## Begin

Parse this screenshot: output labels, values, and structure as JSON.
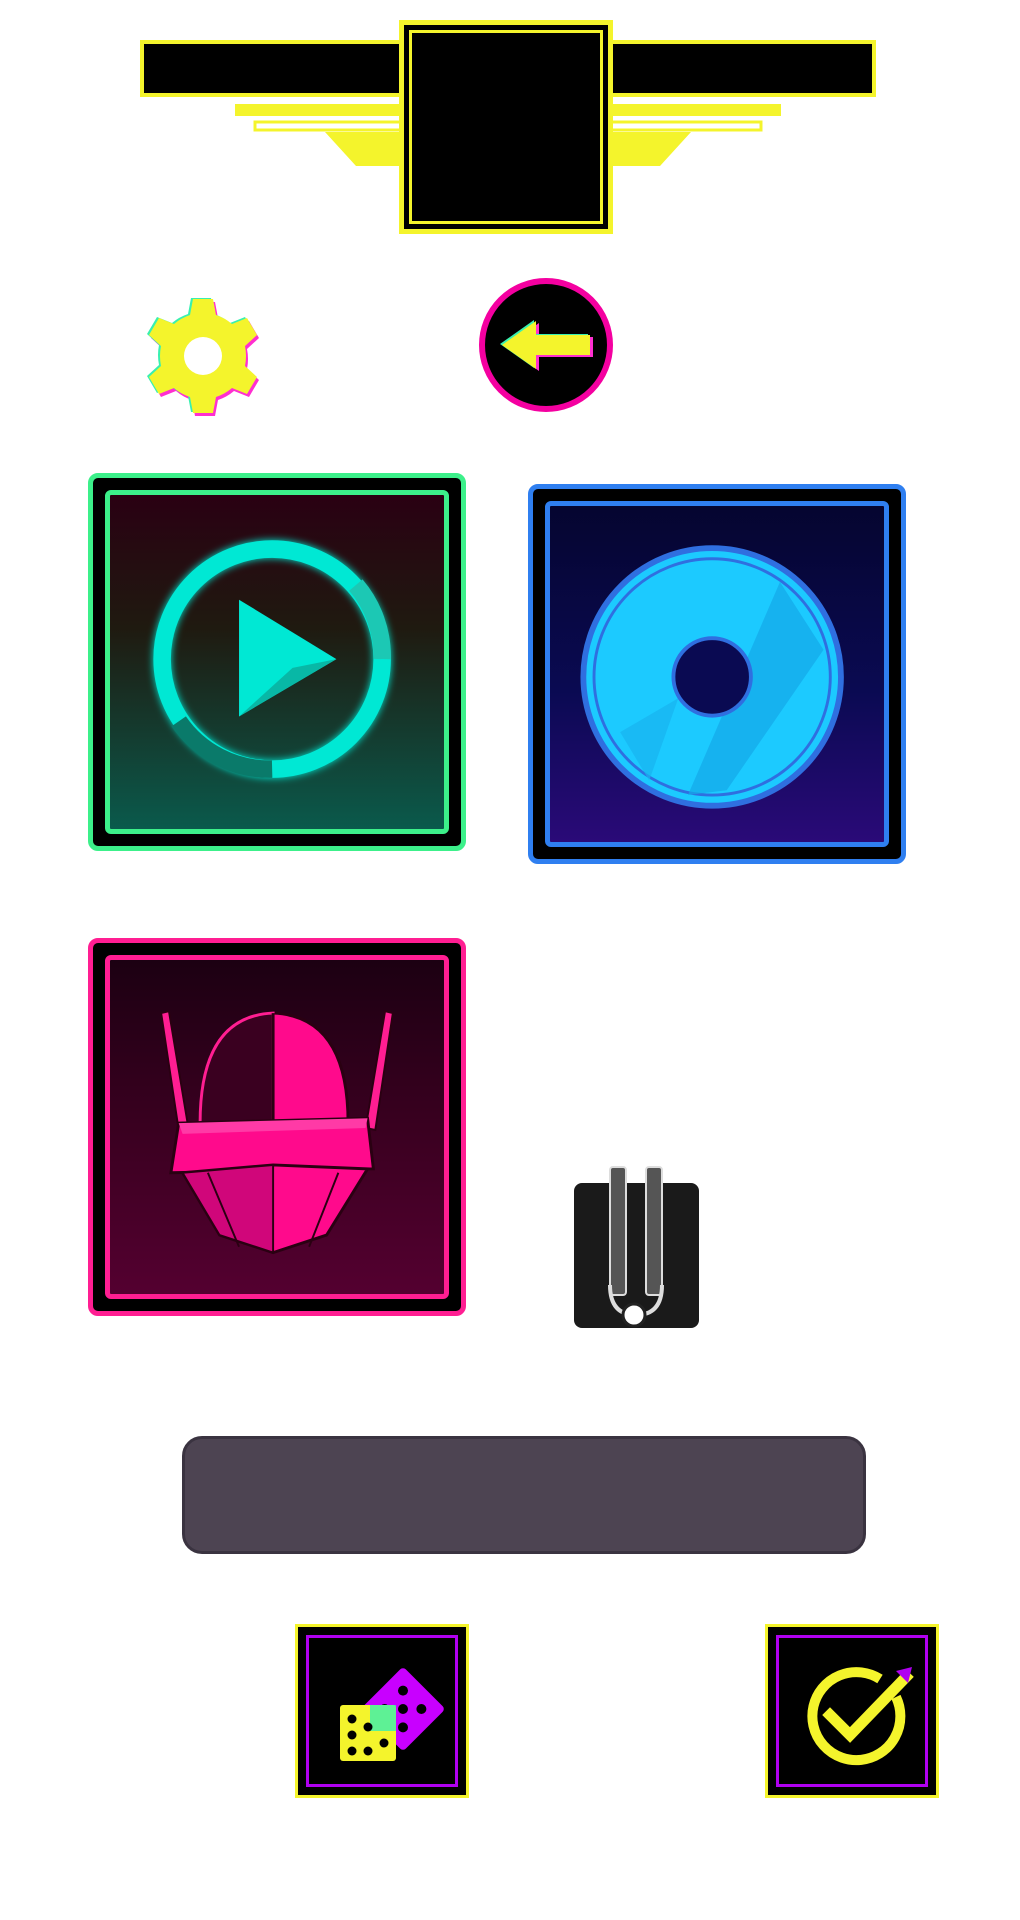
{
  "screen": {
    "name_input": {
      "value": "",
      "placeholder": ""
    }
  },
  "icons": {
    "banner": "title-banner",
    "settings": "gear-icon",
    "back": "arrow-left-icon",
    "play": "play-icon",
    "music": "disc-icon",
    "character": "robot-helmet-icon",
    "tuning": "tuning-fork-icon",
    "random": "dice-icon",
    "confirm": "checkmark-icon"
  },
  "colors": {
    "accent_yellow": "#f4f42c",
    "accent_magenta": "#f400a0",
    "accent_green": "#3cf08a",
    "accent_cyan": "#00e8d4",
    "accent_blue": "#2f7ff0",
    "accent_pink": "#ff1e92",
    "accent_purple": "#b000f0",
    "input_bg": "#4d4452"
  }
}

## End
## Begin

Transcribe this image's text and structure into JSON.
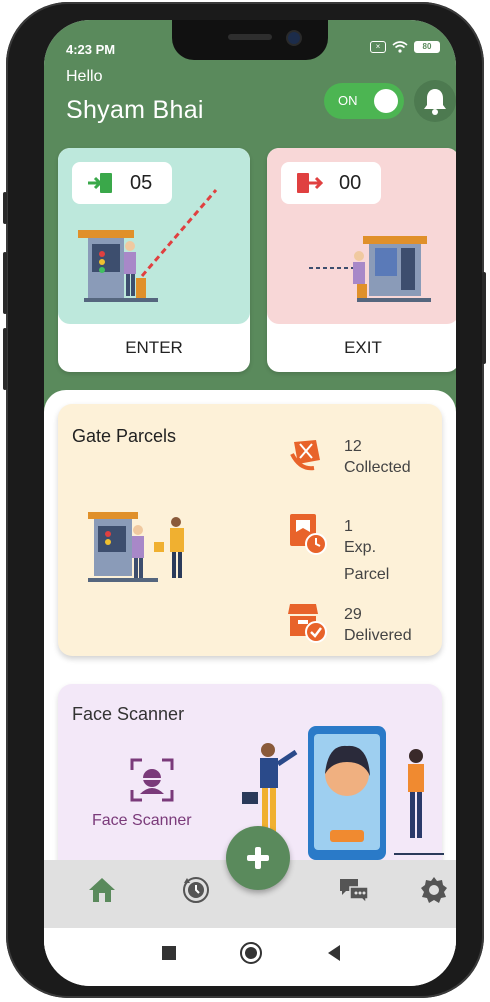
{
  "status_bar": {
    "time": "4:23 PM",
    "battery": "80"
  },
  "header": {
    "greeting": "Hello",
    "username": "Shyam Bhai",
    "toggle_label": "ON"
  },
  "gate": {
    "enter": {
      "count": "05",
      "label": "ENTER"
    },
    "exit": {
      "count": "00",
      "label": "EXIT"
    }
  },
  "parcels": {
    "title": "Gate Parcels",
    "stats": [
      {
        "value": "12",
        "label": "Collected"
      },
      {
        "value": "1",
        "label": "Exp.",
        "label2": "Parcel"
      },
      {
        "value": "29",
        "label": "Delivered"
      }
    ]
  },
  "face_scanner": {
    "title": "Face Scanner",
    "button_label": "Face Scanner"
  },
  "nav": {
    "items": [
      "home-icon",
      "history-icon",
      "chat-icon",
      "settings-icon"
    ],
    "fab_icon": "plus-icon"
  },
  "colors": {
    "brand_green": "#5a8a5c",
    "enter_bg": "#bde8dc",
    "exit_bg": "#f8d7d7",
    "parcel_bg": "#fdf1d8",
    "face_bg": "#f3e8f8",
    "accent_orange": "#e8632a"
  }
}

## End

From the data above, count the lines where "title" occurs and give that figure and nothing else.

3